PROBLEMA DA RISOLVERE »
Nel testo sul diritto sessuato, da quale critica nasce la proposta di sessualizzare il diritto?

L'obbiettivo è quello di diffondere nel mondo, tramite le nuove forme
d’espressione e comunicazione sociale consentite oggi dalla tecnica,
la conoscenza della filosofia nel suo svolgimento storico e nei
termini vivi della cultura contemporanea.
Per ulteriori informazioni potete visitare il sito Internet: www.emsf.rai.it
Discutiamo della proposta di “sessualizzare” il diritto, vale a
dire di dare vita a un diritto sessuato o diritto femminile.
Professoressa Cantarella, ci può inquadrare i termini fondamentali
della questione?
Con questo termine si intendono molte cose, ma per vedere di capirle,
di individuarle tutte, dobbiamo partire dal momento in cui nasce la
proposta di sessualizzare il diritto appunto. La proposta nasce come
critica alla concezione dell'uguaglianza nello Stato liberal-borghese.

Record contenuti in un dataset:
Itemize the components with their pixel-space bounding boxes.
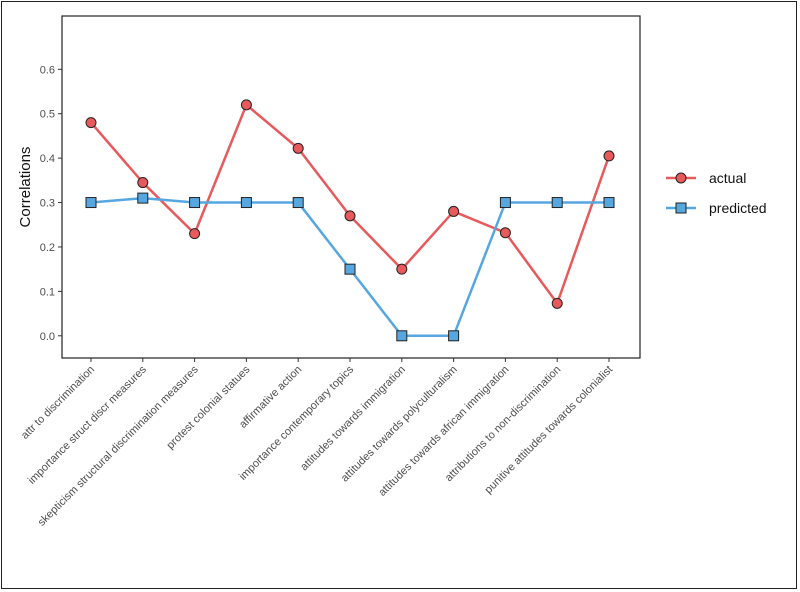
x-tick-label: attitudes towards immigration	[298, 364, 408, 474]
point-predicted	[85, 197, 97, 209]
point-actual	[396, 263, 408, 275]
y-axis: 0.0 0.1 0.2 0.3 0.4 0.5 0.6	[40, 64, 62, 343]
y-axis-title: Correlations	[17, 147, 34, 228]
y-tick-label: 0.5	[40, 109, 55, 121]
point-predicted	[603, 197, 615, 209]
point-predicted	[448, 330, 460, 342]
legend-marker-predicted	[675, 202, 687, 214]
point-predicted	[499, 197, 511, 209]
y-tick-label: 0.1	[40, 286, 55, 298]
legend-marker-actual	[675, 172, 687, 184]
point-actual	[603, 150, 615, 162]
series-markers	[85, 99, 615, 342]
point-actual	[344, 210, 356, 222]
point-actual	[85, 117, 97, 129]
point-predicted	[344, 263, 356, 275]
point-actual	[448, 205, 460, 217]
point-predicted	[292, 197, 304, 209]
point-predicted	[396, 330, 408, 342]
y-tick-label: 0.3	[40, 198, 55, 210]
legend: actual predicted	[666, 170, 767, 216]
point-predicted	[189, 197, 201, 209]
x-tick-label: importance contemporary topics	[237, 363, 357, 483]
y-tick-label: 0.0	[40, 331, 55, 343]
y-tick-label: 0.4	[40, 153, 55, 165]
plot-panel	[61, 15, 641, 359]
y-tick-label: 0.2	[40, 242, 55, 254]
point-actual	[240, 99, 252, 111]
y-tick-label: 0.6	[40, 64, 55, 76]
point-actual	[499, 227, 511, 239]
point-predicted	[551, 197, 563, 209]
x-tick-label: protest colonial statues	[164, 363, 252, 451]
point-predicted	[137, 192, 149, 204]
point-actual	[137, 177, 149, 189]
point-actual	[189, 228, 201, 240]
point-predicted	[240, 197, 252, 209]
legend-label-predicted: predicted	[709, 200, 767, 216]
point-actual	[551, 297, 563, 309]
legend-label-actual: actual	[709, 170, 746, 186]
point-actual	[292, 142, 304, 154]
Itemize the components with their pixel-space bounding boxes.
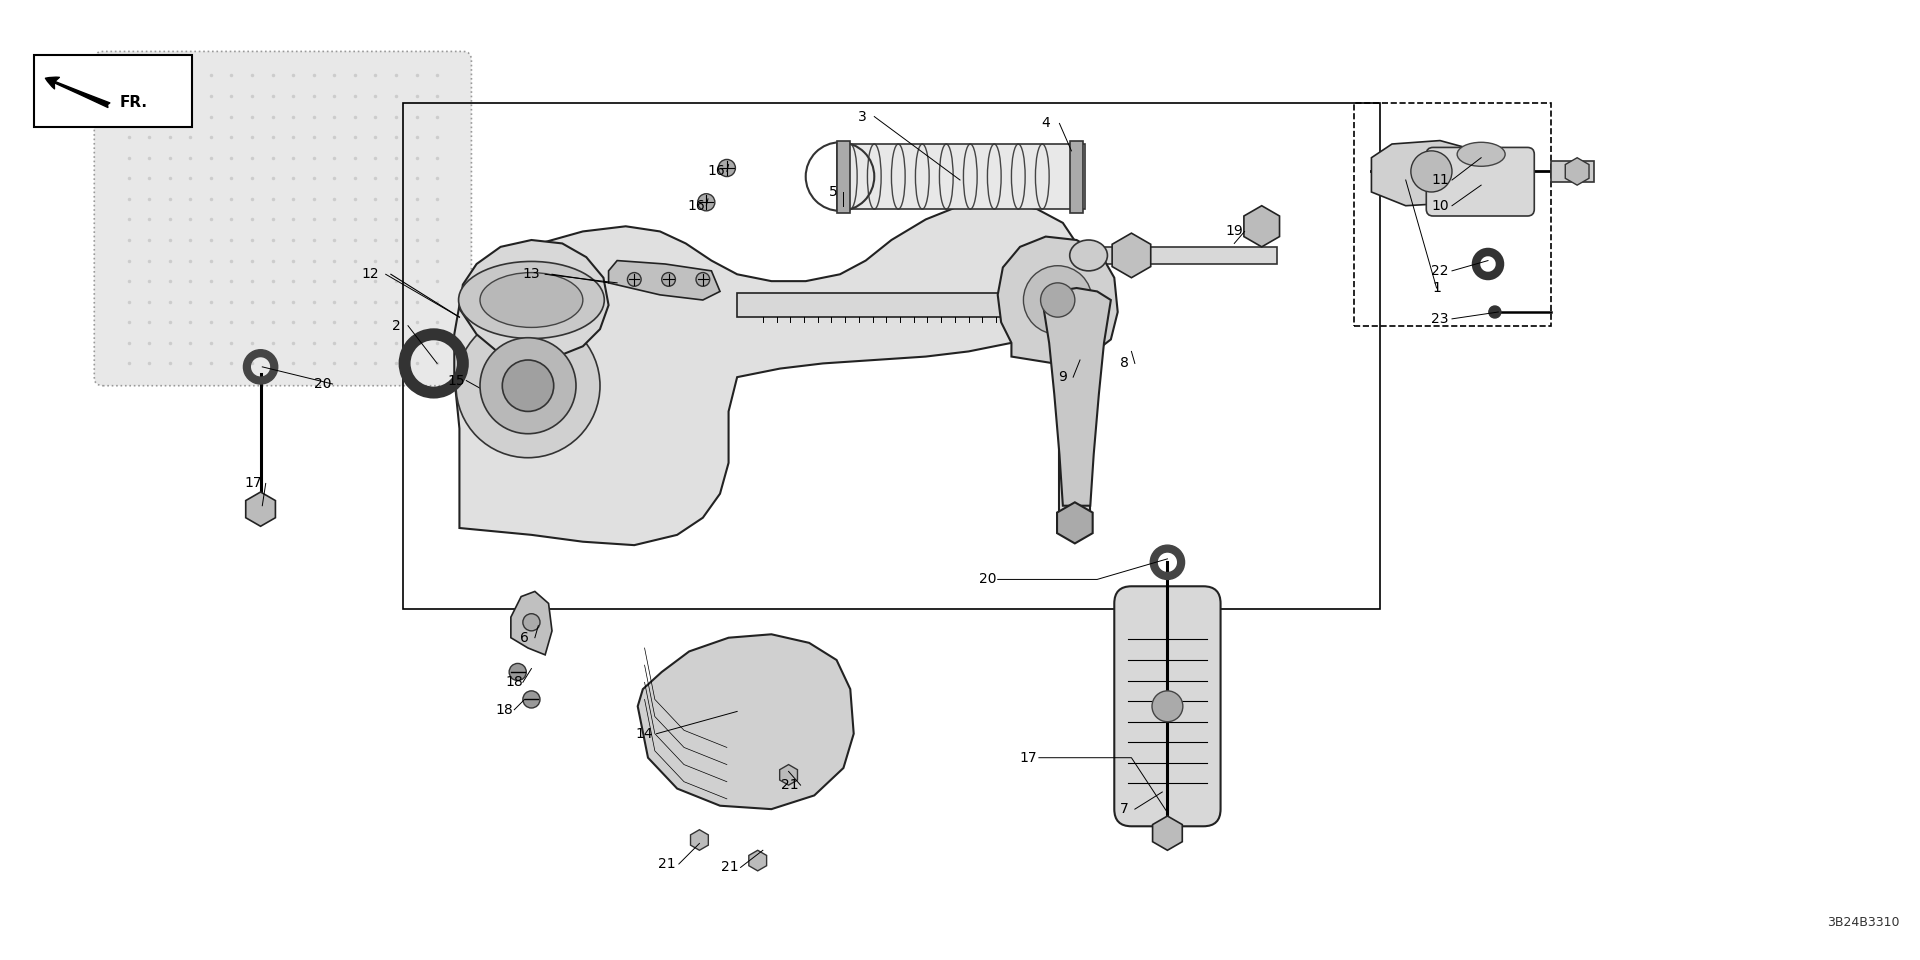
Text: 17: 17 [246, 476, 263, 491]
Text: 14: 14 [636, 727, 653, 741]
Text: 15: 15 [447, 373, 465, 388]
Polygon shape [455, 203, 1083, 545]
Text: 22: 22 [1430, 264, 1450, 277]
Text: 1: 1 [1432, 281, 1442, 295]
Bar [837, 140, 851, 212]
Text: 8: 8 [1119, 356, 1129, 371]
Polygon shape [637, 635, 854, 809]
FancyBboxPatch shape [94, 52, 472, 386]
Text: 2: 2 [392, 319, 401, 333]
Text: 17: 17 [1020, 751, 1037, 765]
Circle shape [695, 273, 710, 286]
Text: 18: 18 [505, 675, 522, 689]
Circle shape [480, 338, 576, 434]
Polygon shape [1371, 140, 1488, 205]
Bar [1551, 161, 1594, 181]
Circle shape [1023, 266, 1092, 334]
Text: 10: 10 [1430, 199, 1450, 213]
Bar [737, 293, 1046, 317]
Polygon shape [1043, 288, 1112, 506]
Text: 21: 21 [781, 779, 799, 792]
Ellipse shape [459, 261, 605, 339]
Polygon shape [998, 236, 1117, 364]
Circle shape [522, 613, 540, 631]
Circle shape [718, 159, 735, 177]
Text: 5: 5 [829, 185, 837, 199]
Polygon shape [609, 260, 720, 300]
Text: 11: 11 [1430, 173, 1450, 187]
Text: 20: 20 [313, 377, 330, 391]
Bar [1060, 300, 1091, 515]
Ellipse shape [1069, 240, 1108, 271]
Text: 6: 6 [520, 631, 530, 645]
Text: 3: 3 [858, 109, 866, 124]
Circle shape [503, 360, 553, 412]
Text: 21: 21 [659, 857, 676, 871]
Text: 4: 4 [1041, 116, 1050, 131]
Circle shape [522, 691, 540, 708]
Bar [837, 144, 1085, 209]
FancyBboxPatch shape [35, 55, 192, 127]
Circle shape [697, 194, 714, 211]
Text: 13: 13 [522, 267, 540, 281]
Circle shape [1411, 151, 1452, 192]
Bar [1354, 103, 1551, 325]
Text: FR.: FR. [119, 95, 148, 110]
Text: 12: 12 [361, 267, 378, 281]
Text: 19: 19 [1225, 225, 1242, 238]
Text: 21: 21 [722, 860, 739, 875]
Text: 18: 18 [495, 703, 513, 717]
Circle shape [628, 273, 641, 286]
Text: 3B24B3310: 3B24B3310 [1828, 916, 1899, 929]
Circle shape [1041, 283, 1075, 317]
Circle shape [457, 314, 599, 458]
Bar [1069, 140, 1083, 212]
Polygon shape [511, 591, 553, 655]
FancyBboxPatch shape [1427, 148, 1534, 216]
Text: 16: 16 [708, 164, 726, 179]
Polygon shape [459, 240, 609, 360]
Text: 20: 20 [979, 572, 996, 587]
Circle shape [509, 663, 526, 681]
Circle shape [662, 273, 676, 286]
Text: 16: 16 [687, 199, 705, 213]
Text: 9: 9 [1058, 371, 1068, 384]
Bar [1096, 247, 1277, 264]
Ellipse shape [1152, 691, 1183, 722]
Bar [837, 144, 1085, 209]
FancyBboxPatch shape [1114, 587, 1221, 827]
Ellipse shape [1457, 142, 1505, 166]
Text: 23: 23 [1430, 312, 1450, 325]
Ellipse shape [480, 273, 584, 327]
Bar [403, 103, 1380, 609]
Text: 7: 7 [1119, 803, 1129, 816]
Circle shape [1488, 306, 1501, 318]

SOLUZIONE DELL'ESERCIZIO »
Nasce come critica alla concezione dell'uguaglianza nello Stato liberal-borghese.